(Task brief) Print out each entry below exactly, please.
___ Input for this task
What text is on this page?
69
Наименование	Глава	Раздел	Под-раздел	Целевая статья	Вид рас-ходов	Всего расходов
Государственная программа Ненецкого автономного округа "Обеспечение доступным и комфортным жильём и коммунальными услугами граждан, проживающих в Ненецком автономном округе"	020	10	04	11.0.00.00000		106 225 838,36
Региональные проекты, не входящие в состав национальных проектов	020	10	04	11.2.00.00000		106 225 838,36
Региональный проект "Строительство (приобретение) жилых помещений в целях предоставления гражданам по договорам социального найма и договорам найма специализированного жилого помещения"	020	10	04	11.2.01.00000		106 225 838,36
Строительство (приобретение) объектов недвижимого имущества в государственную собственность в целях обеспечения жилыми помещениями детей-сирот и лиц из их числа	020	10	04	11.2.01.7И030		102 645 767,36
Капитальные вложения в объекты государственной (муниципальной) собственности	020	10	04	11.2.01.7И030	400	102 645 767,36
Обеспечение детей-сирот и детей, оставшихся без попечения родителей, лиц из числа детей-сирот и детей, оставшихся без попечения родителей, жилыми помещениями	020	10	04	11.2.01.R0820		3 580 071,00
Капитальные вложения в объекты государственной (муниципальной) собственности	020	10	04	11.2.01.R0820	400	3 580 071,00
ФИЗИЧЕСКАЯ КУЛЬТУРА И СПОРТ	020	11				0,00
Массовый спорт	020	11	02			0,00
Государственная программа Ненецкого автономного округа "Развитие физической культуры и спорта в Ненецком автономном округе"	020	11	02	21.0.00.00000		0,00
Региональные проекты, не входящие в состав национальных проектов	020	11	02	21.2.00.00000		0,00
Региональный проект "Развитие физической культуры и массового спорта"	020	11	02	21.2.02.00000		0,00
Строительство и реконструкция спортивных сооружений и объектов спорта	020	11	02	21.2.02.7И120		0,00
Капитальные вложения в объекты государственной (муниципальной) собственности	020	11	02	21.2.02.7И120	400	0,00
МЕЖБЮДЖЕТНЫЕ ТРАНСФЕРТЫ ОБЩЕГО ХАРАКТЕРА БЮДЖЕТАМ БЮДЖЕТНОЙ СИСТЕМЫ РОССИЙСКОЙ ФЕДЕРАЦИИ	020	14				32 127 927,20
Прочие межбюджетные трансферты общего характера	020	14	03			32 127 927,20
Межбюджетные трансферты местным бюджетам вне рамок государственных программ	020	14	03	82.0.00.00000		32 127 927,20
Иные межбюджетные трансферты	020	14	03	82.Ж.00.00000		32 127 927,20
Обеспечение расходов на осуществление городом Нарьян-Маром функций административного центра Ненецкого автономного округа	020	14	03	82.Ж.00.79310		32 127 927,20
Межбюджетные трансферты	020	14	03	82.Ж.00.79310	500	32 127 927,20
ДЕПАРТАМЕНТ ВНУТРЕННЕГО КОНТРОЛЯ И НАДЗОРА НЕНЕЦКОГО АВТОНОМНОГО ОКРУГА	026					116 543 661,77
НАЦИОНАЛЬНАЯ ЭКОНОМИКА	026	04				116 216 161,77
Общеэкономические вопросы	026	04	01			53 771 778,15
______
(Answer below)
What text is on this page?
69
Наименование	Глава	Раздел	Под-раздел	Целевая статья	Вид рас-ходов	Всего расходов
Государственная программа Ненецкого автономного округа "Обеспечение доступным и комфортным жильём и коммунальными услугами граждан, проживающих в Ненецком автономном округе"	020	10	04	11.0.00.00000		106 225 838,36
Региональные проекты, не входящие в состав национальных проектов	020	10	04	11.2.00.00000		106 225 838,36
Региональный проект "Строительство (приобретение) жилых помещений в целях предоставления гражданам по договорам социального найма и договорам найма специализированного жилого помещения"	020	10	04	11.2.01.00000		106 225 838,36
Строительство (приобретение) объектов недвижимого имущества в государственную собственность в целях обеспечения жилыми помещениями детей-сирот и лиц из их числа	020	10	04	11.2.01.7И030		102 645 767,36
Капитальные вложения в объекты государственной (муниципальной) собственности	020	10	04	11.2.01.7И030	400	102 645 767,36
Обеспечение детей-сирот и детей, оставшихся без попечения родителей, лиц из числа детей-сирот и детей, оставшихся без попечения родителей, жилыми помещениями	020	10	04	11.2.01.R0820		3 580 071,00
Капитальные вложения в объекты государственной (муниципальной) собственности	020	10	04	11.2.01.R0820	400	3 580 071,00
ФИЗИЧЕСКАЯ КУЛЬТУРА И СПОРТ	020	11				0,00
Массовый спорт	020	11	02			0,00
Государственная программа Ненецкого автономного округа "Развитие физической культуры и спорта в Ненецком автономном округе"	020	11	02	21.0.00.00000		0,00
Региональные проекты, не входящие в состав национальных проектов	020	11	02	21.2.00.00000		0,00
Региональный проект "Развитие физической культуры и массового спорта"	020	11	02	21.2.02.00000		0,00
Строительство и реконструкция спортивных сооружений и объектов спорта	020	11	02	21.2.02.7И120		0,00
Капитальные вложения в объекты государственной (муниципальной) собственности	020	11	02	21.2.02.7И120	400	0,00
МЕЖБЮДЖЕТНЫЕ ТРАНСФЕРТЫ ОБЩЕГО ХАРАКТЕРА БЮДЖЕТАМ БЮДЖЕТНОЙ СИСТЕМЫ РОССИЙСКОЙ ФЕДЕРАЦИИ	020	14				32 127 927,20
Прочие межбюджетные трансферты общего характера	020	14	03			32 127 927,20
Межбюджетные трансферты местным бюджетам вне рамок государственных программ	020	14	03	82.0.00.00000		32 127 927,20
Иные межбюджетные трансферты	020	14	03	82.Ж.00.00000		32 127 927,20
Обеспечение расходов на осуществление городом Нарьян-Маром функций административного центра Ненецкого автономного округа	020	14	03	82.Ж.00.79310		32 127 927,20
Межбюджетные трансферты	020	14	03	82.Ж.00.79310	500	32 127 927,20
ДЕПАРТАМЕНТ ВНУТРЕННЕГО КОНТРОЛЯ И НАДЗОРА НЕНЕЦКОГО АВТОНОМНОГО ОКРУГА	026					116 543 661,77
НАЦИОНАЛЬНАЯ ЭКОНОМИКА	026	04				116 216 161,77
Общеэкономические вопросы	026	04	01			53 771 778,15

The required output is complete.